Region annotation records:
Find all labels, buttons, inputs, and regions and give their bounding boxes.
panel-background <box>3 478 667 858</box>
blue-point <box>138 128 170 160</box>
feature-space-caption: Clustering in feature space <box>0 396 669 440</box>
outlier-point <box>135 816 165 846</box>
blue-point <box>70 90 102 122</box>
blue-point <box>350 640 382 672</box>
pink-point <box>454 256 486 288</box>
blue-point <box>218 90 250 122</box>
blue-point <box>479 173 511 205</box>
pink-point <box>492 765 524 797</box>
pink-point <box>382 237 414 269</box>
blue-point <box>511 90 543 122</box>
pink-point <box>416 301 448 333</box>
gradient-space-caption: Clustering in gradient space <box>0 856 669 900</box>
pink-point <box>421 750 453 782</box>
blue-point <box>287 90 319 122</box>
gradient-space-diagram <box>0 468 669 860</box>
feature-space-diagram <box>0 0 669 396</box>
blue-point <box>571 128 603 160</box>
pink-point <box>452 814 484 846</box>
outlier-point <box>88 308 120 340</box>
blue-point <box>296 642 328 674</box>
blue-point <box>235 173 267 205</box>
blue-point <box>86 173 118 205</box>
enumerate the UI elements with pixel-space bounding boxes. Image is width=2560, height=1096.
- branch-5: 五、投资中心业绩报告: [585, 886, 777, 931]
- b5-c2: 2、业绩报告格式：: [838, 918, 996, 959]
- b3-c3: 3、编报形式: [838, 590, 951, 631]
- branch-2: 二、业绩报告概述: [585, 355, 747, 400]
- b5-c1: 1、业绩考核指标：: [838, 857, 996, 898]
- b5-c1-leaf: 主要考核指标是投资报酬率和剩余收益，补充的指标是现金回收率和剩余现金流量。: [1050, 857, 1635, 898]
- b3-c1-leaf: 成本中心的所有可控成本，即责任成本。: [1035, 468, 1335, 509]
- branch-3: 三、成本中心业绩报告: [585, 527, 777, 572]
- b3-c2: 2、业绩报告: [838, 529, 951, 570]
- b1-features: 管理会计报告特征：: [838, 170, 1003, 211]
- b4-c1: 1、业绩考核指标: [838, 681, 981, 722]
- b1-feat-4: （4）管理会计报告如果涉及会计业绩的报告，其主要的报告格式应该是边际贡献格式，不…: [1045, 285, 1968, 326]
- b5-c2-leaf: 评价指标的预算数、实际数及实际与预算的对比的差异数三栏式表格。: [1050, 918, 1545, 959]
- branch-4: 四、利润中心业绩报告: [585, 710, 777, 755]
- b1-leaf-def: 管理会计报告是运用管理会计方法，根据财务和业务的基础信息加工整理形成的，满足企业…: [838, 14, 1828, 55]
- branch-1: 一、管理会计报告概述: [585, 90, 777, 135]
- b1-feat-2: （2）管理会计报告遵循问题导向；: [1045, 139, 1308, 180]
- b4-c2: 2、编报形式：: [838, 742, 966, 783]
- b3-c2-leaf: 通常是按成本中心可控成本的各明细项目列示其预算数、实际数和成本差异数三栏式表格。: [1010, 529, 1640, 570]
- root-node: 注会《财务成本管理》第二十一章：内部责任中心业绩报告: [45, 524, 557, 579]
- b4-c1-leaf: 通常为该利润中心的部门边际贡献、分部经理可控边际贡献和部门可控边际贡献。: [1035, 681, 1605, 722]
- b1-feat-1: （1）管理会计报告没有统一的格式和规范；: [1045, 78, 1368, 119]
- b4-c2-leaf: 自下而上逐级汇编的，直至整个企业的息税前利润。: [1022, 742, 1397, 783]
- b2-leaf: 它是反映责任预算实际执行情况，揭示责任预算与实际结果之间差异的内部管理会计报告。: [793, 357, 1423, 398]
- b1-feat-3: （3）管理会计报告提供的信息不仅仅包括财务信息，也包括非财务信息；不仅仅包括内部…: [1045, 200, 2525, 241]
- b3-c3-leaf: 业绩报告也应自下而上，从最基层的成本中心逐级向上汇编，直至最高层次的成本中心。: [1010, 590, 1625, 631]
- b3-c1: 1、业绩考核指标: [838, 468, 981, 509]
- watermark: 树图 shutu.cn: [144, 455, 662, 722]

### REQUIREMENTS
Convert the rows above into a Markdown table with two columns, Index and Entry, putting each line's number under Index and its text under Entry and leaving out any blank lines.

### RESPONSE TO THE TASK
| Index | Entry |
|---|---|
| 1 | Find all labels, buttons, inputs, and regions and give their bounding boxes. |
| 2 | panel-background <box>3 478 667 858</box> |
| 3 | blue-point <box>138 128 170 160</box> |
| 4 | feature-space-caption: Clustering in feature space <box>0 396 669 440</box> |
| 5 | outlier-point <box>135 816 165 846</box> |
| 6 | blue-point <box>70 90 102 122</box> |
| 7 | blue-point <box>350 640 382 672</box> |
| 8 | pink-point <box>454 256 486 288</box> |
| 9 | blue-point <box>218 90 250 122</box> |
| 10 | blue-point <box>479 173 511 205</box> |
| 11 | pink-point <box>492 765 524 797</box> |
| 12 | pink-point <box>382 237 414 269</box> |
| 13 | blue-point <box>511 90 543 122</box> |
| 14 | pink-point <box>416 301 448 333</box> |
| 15 | gradient-space-caption: Clustering in gradient space <box>0 856 669 900</box> |
| 16 | pink-point <box>421 750 453 782</box> |
| 17 | blue-point <box>287 90 319 122</box> |
| 18 | gradient-space-diagram <box>0 468 669 860</box> |
| 19 | feature-space-diagram <box>0 0 669 396</box> |
| 20 | blue-point <box>571 128 603 160</box> |
| 21 | pink-point <box>452 814 484 846</box> |
| 22 | outlier-point <box>88 308 120 340</box> |
| 23 | blue-point <box>296 642 328 674</box> |
| 24 | blue-point <box>235 173 267 205</box> |
| 25 | blue-point <box>86 173 118 205</box> |
| 26 | enumerate the UI elements with pixel-space bounding boxes. Image is width=2560, height=1096. |
| 27 | - branch-5: 五、投资中心业绩报告: [585, 886, 777, 931] |
| 28 | - b5-c2: 2、业绩报告格式：: [838, 918, 996, 959] |
| 29 | - b3-c3: 3、编报形式: [838, 590, 951, 631] |
| 30 | - branch-2: 二、业绩报告概述: [585, 355, 747, 400] |
| 31 | - b5-c1: 1、业绩考核指标：: [838, 857, 996, 898] |
| 32 | - b5-c1-leaf: 主要考核指标是投资报酬率和剩余收益，补充的指标是现金回收率和剩余现金流量。: [1050, 857, 1635, 898] |
| 33 | - b3-c1-leaf: 成本中心的所有可控成本，即责任成本。: [1035, 468, 1335, 509] |
| 34 | - branch-3: 三、成本中心业绩报告: [585, 527, 777, 572] |
| 35 | - b3-c2: 2、业绩报告: [838, 529, 951, 570] |
| 36 | - b1-features: 管理会计报告特征：: [838, 170, 1003, 211] |
| 37 | - b4-c1: 1、业绩考核指标: [838, 681, 981, 722] |
| 38 | - b1-feat-4: （4）管理会计报告如果涉及会计业绩的报告，其主要的报告格式应该是边际贡献格式，不…: [1045, 285, 1968, 326] |
| 39 | - b5-c2-leaf: 评价指标的预算数、实际数及实际与预算的对比的差异数三栏式表格。: [1050, 918, 1545, 959] |
| 40 | - branch-4: 四、利润中心业绩报告: [585, 710, 777, 755] |
| 41 | - b1-leaf-def: 管理会计报告是运用管理会计方法，根据财务和业务的基础信息加工整理形成的，满足企业…: [838, 14, 1828, 55] |
| 42 | - branch-1: 一、管理会计报告概述: [585, 90, 777, 135] |
| 43 | - b1-feat-2: （2）管理会计报告遵循问题导向；: [1045, 139, 1308, 180] |
| 44 | - b4-c2: 2、编报形式：: [838, 742, 966, 783] |
| 45 | - b3-c2-leaf: 通常是按成本中心可控成本的各明细项目列示其预算数、实际数和成本差异数三栏式表格。: [1010, 529, 1640, 570] |
| 46 | - root-node: 注会《财务成本管理》第二十一章：内部责任中心业绩报告: [45, 524, 557, 579] |
| 47 | - b4-c1-leaf: 通常为该利润中心的部门边际贡献、分部经理可控边际贡献和部门可控边际贡献。: [1035, 681, 1605, 722] |
| 48 | - b1-feat-1: （1）管理会计报告没有统一的格式和规范；: [1045, 78, 1368, 119] |
| 49 | - b4-c2-leaf: 自下而上逐级汇编的，直至整个企业的息税前利润。: [1022, 742, 1397, 783] |
| 50 | - b2-leaf: 它是反映责任预算实际执行情况，揭示责任预算与实际结果之间差异的内部管理会计报告。: [793, 357, 1423, 398] |
| 51 | - b1-feat-3: （3）管理会计报告提供的信息不仅仅包括财务信息，也包括非财务信息；不仅仅包括内部…: [1045, 200, 2525, 241] |
| 52 | - b3-c3-leaf: 业绩报告也应自下而上，从最基层的成本中心逐级向上汇编，直至最高层次的成本中心。: [1010, 590, 1625, 631] |
| 53 | - b3-c1: 1、业绩考核指标: [838, 468, 981, 509] |
| 54 | - watermark: 树图 shutu.cn: [144, 455, 662, 722] |